Keep the pictures out of the copy and print all the entries below exactly.

Start

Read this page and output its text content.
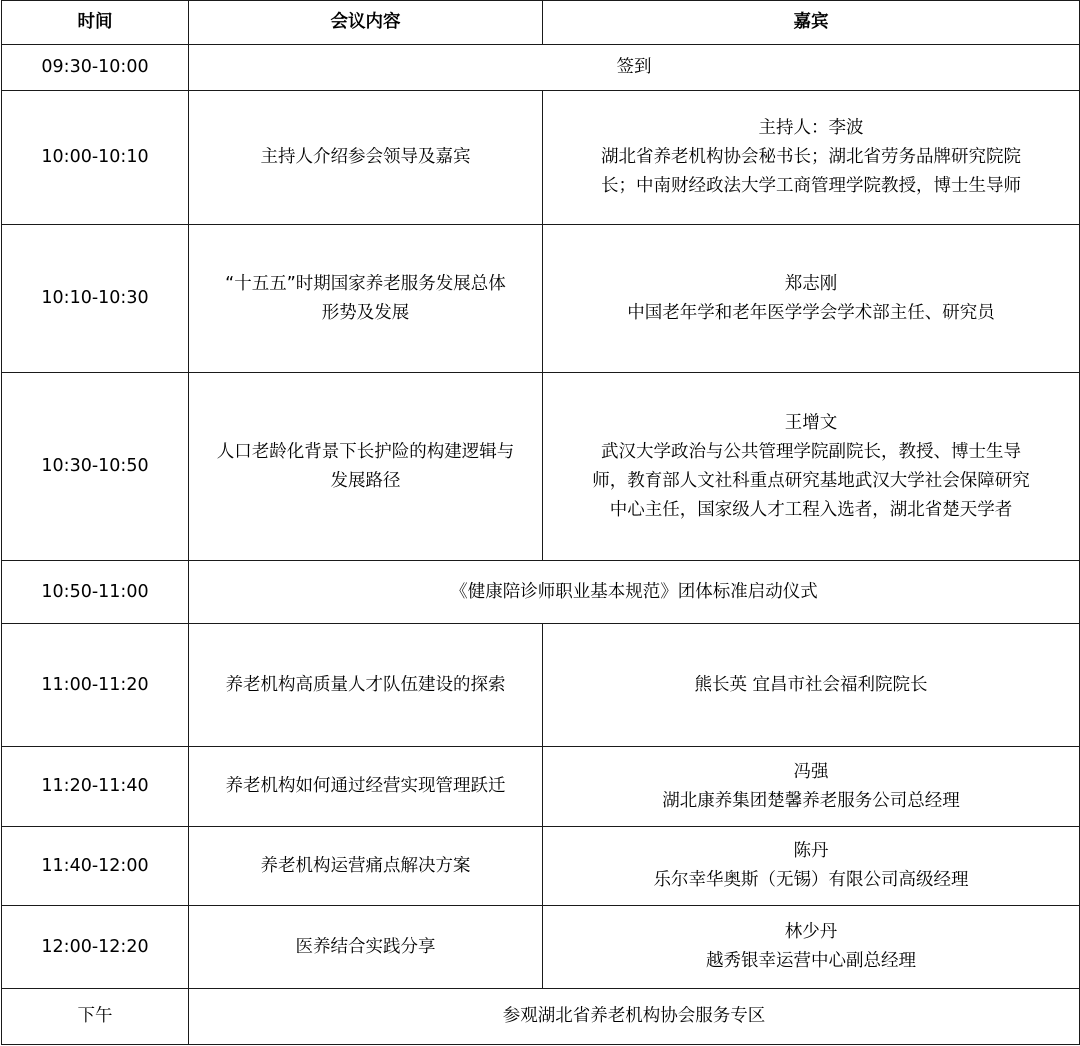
时间	会议内容	嘉宾
09:30-10:00	签到	
10:00-10:10	主持人介绍参会领导及嘉宾	主持人：李波
湖北省养老机构协会秘书长；湖北省劳务品牌研究院院
长；中南财经政法大学工商管理学院教授，博士生导师

10:10-10:30	“十五五”时期国家养老服务发展总体
形势及发展	郑志刚
中国老年学和老年医学学会学术部主任、研究员

10:30-10:50	人口老龄化背景下长护险的构建逻辑与
发展路径	王增文
武汉大学政治与公共管理学院副院长，教授、博士生导
师，教育部人文社科重点研究基地武汉大学社会保障研究
中心主任，国家级人才工程入选者，湖北省楚天学者

10:50-11:00	《健康陪诊师职业基本规范》团体标准启动仪式	
11:00-11:20	养老机构高质量人才队伍建设的探索	熊长英 宜昌市社会福利院院长

11:20-11:40	养老机构如何通过经营实现管理跃迁	冯强
湖北康养集团楚馨养老服务公司总经理

11:40-12:00	养老机构运营痛点解决方案	陈丹
乐尔幸华奥斯（无锡）有限公司高级经理

12:00-12:20	医养结合实践分享	林少丹
越秀银幸运营中心副总经理

下午	参观湖北省养老机构协会服务专区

End

-- Exercise response --
Read this page and output its text content.
时间	会议内容	嘉宾
09:30-10:00	签到	
10:00-10:10	主持人介绍参会领导及嘉宾	主持人：李波
湖北省养老机构协会秘书长；湖北省劳务品牌研究院院
长；中南财经政法大学工商管理学院教授，博士生导师

10:10-10:30	“十五五”时期国家养老服务发展总体
形势及发展	郑志刚
中国老年学和老年医学学会学术部主任、研究员

10:30-10:50	人口老龄化背景下长护险的构建逻辑与
发展路径	王增文
武汉大学政治与公共管理学院副院长，教授、博士生导
师，教育部人文社科重点研究基地武汉大学社会保障研究
中心主任，国家级人才工程入选者，湖北省楚天学者

10:50-11:00	《健康陪诊师职业基本规范》团体标准启动仪式	
11:00-11:20	养老机构高质量人才队伍建设的探索	熊长英 宜昌市社会福利院院长

11:20-11:40	养老机构如何通过经营实现管理跃迁	冯强
湖北康养集团楚馨养老服务公司总经理

11:40-12:00	养老机构运营痛点解决方案	陈丹
乐尔幸华奥斯（无锡）有限公司高级经理

12:00-12:20	医养结合实践分享	林少丹
越秀银幸运营中心副总经理

下午	参观湖北省养老机构协会服务专区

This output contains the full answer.